**Input rows:**
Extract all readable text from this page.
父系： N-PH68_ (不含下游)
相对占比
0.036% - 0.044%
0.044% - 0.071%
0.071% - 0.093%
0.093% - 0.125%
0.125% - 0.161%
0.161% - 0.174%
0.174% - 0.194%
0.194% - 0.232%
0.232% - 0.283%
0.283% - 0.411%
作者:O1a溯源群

**Goal:** Return every line of the material exactly.

**Answer for this exercise:**
Extract all readable text from this page.
父系： N-PH68_ (不含下游)
相对占比
0.036% - 0.044%
0.044% - 0.071%
0.071% - 0.093%
0.093% - 0.125%
0.125% - 0.161%
0.161% - 0.174%
0.174% - 0.194%
0.194% - 0.232%
0.232% - 0.283%
0.283% - 0.411%
作者:O1a溯源群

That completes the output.